Stored records
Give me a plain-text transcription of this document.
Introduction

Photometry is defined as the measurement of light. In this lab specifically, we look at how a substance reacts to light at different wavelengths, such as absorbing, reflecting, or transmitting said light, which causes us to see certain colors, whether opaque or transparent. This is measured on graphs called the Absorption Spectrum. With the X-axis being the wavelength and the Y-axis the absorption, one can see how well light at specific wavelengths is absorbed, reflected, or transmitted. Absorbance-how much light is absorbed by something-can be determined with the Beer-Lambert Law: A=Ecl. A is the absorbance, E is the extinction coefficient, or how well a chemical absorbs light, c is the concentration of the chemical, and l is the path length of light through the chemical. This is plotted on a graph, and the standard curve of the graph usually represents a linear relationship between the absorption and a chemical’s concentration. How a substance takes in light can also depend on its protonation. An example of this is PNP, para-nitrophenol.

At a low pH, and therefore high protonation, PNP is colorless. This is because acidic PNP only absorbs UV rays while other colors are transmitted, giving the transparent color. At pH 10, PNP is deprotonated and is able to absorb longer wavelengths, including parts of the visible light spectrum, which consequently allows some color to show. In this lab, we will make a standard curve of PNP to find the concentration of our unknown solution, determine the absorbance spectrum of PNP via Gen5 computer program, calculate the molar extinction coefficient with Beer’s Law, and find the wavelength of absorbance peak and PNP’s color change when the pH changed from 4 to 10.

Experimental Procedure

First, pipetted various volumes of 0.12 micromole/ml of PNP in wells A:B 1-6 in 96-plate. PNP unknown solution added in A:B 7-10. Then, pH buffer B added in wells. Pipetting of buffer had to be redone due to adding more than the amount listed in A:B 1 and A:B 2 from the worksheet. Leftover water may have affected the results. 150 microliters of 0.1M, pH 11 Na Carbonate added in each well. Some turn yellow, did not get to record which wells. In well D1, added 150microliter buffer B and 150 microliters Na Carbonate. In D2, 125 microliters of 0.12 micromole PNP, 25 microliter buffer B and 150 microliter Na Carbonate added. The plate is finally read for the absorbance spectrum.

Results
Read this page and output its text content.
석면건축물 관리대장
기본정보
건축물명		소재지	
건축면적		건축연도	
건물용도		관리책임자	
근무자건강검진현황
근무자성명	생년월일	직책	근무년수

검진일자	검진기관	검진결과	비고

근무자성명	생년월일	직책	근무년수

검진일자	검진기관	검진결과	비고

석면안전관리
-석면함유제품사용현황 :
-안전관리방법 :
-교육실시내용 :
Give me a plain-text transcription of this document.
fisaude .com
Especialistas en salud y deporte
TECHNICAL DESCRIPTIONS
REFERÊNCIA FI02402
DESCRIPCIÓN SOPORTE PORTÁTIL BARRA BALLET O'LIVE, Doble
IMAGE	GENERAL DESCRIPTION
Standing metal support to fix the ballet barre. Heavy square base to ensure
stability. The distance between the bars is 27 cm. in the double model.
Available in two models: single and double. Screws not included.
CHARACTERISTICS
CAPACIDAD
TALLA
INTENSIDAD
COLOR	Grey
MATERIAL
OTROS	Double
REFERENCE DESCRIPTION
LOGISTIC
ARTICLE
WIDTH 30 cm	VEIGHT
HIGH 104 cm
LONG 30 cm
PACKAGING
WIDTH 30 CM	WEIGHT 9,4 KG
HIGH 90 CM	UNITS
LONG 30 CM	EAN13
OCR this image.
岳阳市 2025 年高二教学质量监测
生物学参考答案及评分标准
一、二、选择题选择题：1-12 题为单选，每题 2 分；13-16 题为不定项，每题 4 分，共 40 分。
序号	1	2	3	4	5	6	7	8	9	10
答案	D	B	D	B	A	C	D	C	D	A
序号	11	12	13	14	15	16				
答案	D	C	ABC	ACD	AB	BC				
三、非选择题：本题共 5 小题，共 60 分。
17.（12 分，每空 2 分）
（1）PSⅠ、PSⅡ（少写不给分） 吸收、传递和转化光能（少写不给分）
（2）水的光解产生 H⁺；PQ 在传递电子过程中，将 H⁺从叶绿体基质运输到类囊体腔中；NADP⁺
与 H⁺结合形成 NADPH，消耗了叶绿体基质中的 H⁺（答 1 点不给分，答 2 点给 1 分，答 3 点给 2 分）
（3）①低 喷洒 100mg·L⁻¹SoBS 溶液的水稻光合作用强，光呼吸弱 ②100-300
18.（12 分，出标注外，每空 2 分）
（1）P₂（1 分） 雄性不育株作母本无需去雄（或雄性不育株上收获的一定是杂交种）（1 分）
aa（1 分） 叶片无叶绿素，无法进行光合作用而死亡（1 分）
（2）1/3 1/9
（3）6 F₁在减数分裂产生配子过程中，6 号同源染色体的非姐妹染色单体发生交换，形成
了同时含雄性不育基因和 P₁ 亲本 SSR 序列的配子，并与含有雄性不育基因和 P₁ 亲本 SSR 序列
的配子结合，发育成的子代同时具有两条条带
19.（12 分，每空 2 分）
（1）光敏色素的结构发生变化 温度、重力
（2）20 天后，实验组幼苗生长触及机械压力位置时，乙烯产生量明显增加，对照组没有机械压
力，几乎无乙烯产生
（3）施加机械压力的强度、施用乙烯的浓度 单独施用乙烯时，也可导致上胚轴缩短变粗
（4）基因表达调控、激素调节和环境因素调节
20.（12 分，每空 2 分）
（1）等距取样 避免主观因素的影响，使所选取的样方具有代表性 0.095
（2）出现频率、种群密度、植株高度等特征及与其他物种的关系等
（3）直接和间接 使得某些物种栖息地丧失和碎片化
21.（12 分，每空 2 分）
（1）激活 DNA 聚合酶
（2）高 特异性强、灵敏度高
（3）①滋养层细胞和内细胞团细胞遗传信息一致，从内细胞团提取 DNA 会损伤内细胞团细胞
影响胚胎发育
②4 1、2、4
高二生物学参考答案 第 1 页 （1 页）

EXERCISE GOAL:
Output the lines from the line containing "OCR this image." to the end, both included; add nothing.

OUTPUT BELOW:
OCR this image.
岳阳市 2025 年高二教学质量监测
生物学参考答案及评分标准
一、二、选择题选择题：1-12 题为单选，每题 2 分；13-16 题为不定项，每题 4 分，共 40 分。
序号	1	2	3	4	5	6	7	8	9	10
答案	D	B	D	B	A	C	D	C	D	A
序号	11	12	13	14	15	16				
答案	D	C	ABC	ACD	AB	BC				
三、非选择题：本题共 5 小题，共 60 分。
17.（12 分，每空 2 分）
（1）PSⅠ、PSⅡ（少写不给分） 吸收、传递和转化光能（少写不给分）
（2）水的光解产生 H⁺；PQ 在传递电子过程中，将 H⁺从叶绿体基质运输到类囊体腔中；NADP⁺
与 H⁺结合形成 NADPH，消耗了叶绿体基质中的 H⁺（答 1 点不给分，答 2 点给 1 分，答 3 点给 2 分）
（3）①低 喷洒 100mg·L⁻¹SoBS 溶液的水稻光合作用强，光呼吸弱 ②100-300
18.（12 分，出标注外，每空 2 分）
（1）P₂（1 分） 雄性不育株作母本无需去雄（或雄性不育株上收获的一定是杂交种）（1 分）
aa（1 分） 叶片无叶绿素，无法进行光合作用而死亡（1 分）
（2）1/3 1/9
（3）6 F₁在减数分裂产生配子过程中，6 号同源染色体的非姐妹染色单体发生交换，形成
了同时含雄性不育基因和 P₁ 亲本 SSR 序列的配子，并与含有雄性不育基因和 P₁ 亲本 SSR 序列
的配子结合，发育成的子代同时具有两条条带
19.（12 分，每空 2 分）
（1）光敏色素的结构发生变化 温度、重力
（2）20 天后，实验组幼苗生长触及机械压力位置时，乙烯产生量明显增加，对照组没有机械压
力，几乎无乙烯产生
（3）施加机械压力的强度、施用乙烯的浓度 单独施用乙烯时，也可导致上胚轴缩短变粗
（4）基因表达调控、激素调节和环境因素调节
20.（12 分，每空 2 分）
（1）等距取样 避免主观因素的影响，使所选取的样方具有代表性 0.095
（2）出现频率、种群密度、植株高度等特征及与其他物种的关系等
（3）直接和间接 使得某些物种栖息地丧失和碎片化
21.（12 分，每空 2 分）
（1）激活 DNA 聚合酶
（2）高 特异性强、灵敏度高
（3）①滋养层细胞和内细胞团细胞遗传信息一致，从内细胞团提取 DNA 会损伤内细胞团细胞
影响胚胎发育
②4 1、2、4
高二生物学参考答案 第 1 页 （1 页）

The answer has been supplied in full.